:: Objective ::
Examine the records and identify each line that includes the string "станция". Copy those lines.

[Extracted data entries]
• • • • • • •

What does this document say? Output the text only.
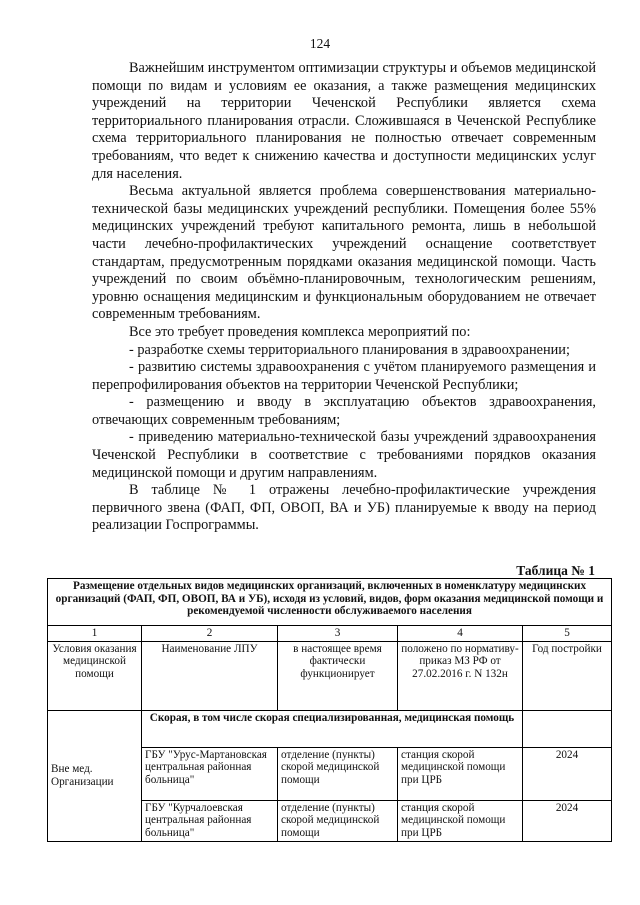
124

Важнейшим инструментом оптимизации структуры и объемов медицинской помощи по видам и условиям ее оказания, а также размещения медицинских учреждений на территории Чеченской Республики является схема территориального планирования отрасли. Сложившаяся в Чеченской Республике схема территориального планирования не полностью отвечает современным требованиям, что ведет к снижению качества и доступности медицинских услуг для населения.

Весьма актуальной является проблема совершенствования материально-технической базы медицинских учреждений республики. Помещения более 55% медицинских учреждений требуют капитального ремонта, лишь в небольшой части лечебно-профилактических учреждений оснащение соответствует стандартам, предусмотренным порядками оказания медицинской помощи. Часть учреждений по своим объёмно-планировочным, технологическим решениям, уровню оснащения медицинским и функциональным оборудованием не отвечает современным требованиям.

Все это требует проведения комплекса мероприятий по:

- разработке схемы территориального планирования в здравоохранении;

- развитию системы здравоохранения с учётом планируемого размещения и перепрофилирования объектов на территории Чеченской Республики;

- размещению и вводу в эксплуатацию объектов здравоохранения, отвечающих современным требованиям;

- приведению материально-технической базы учреждений здравоохранения Чеченской Республики в соответствие с требованиями порядков оказания медицинской помощи и другим направлениям.

В таблице № 1 отражены лечебно-профилактические учреждения первичного звена (ФАП, ФП, ОВОП, ВА и УБ) планируемые к вводу на период реализации Госпрограммы.

Таблица № 1
Размещение отдельных видов медицинских организаций, включенных в номенклатуру медицинских организаций (ФАП, ФП, ОВОП, ВА и УБ), исходя из условий, видов, форм оказания медицинской помощи и рекомендуемой численности обслуживаемого населения				
1	2	3	4	5
Условия оказания медицинской помощи	Наименование ЛПУ	в настоящее время фактически функционирует	положено по нормативу- приказ МЗ РФ от 27.02.2016 г. N 132н	Год постройки
Вне мед. Организации	Скорая, в том числе скорая специализированная, медицинская помощь			
	ГБУ "Урус-Мартановская центральная районная больница"	отделение (пункты) скорой медицинской помощи	станция скорой медицинской помощи при ЦРБ	2024
	ГБУ "Курчалоевская центральная районная больница"	отделение (пункты) скорой медицинской помощи	станция скорой медицинской помощи при ЦРБ	2024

• • • • • • •

:: Output ::
	ГБУ "Урус-Мартановская центральная районная больница"	отделение (пункты) скорой медицинской помощи	станция скорой медицинской помощи при ЦРБ	2024
	ГБУ "Курчалоевская центральная районная больница"	отделение (пункты) скорой медицинской помощи	станция скорой медицинской помощи при ЦРБ	2024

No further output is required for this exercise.